WRITTEN EXERCISE
In the entries below, find every line with "شيوعا" and copy it.

Records from a collection
———

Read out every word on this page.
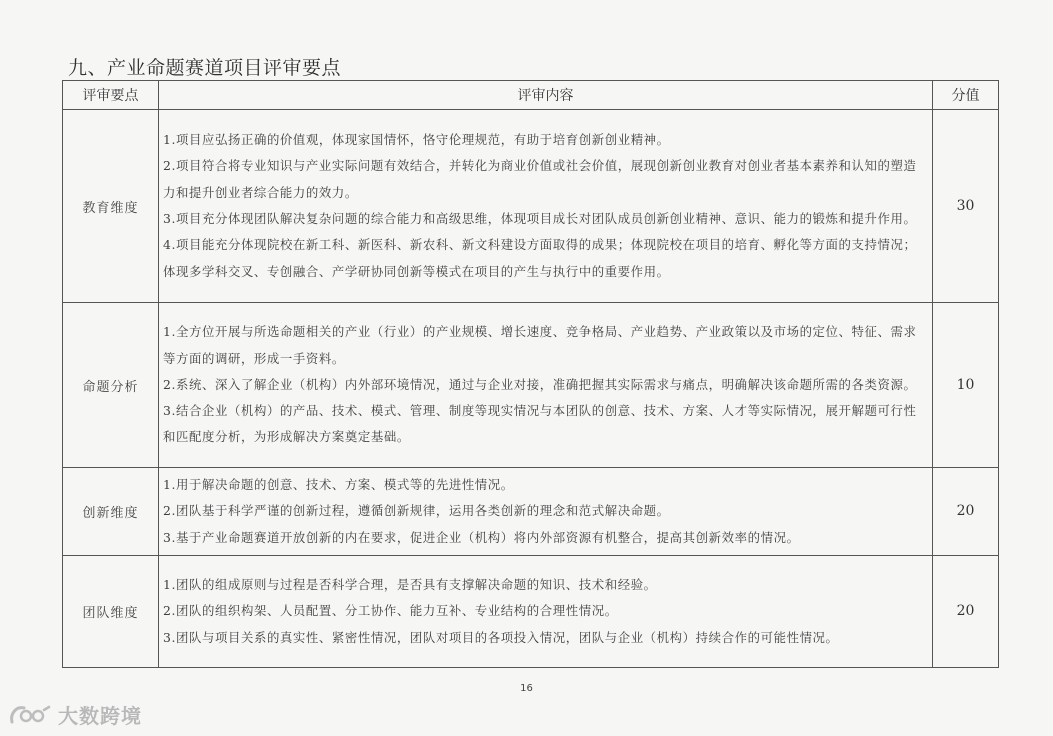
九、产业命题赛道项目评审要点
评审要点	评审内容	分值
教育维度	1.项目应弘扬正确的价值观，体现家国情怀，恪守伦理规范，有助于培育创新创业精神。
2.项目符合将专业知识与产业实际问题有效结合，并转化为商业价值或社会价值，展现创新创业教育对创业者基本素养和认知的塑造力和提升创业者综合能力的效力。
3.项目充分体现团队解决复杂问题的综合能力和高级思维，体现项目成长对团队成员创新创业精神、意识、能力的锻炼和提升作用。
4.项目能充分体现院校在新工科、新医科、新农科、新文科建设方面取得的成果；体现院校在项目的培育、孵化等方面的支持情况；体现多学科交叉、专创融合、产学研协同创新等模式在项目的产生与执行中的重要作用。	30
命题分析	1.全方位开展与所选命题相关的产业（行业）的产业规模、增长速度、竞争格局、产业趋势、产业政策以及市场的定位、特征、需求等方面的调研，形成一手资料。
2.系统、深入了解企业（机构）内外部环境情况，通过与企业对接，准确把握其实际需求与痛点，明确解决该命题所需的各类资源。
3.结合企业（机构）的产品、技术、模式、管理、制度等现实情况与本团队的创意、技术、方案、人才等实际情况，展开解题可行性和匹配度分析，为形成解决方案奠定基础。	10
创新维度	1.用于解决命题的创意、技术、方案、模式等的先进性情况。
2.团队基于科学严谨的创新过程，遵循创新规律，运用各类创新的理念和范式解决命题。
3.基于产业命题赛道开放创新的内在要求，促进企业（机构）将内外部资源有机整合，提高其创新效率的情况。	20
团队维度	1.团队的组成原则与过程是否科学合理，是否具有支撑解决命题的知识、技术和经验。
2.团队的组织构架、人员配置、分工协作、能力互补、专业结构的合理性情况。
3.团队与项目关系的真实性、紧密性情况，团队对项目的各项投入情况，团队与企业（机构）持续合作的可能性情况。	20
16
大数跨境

———

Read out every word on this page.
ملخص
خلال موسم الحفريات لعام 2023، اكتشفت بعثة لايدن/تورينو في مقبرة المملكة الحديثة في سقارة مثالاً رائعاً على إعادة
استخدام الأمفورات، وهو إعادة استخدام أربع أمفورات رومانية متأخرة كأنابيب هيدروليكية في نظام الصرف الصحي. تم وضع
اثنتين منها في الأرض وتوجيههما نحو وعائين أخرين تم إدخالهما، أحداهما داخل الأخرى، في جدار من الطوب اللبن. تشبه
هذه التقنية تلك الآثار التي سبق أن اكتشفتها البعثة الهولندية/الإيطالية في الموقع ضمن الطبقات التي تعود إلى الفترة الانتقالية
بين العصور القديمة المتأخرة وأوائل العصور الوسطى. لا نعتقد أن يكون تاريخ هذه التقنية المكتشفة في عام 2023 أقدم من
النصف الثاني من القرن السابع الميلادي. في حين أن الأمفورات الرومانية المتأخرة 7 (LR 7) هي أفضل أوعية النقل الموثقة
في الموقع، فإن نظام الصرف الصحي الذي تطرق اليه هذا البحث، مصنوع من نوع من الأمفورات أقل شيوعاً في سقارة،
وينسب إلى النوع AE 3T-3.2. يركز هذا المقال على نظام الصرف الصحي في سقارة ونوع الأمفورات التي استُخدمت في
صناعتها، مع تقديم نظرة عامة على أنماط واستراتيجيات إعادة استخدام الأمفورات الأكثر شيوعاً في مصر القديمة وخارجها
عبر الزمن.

———

FINISHED EXERCISE
في الموقع، فإن نظام الصرف الصحي الذي تطرق اليه هذا البحث، مصنوع من نوع من الأمفورات أقل شيوعاً في سقارة،
صناعتها، مع تقديم نظرة عامة على أنماط واستراتيجيات إعادة استخدام الأمفورات الأكثر شيوعاً في مصر القديمة وخارجها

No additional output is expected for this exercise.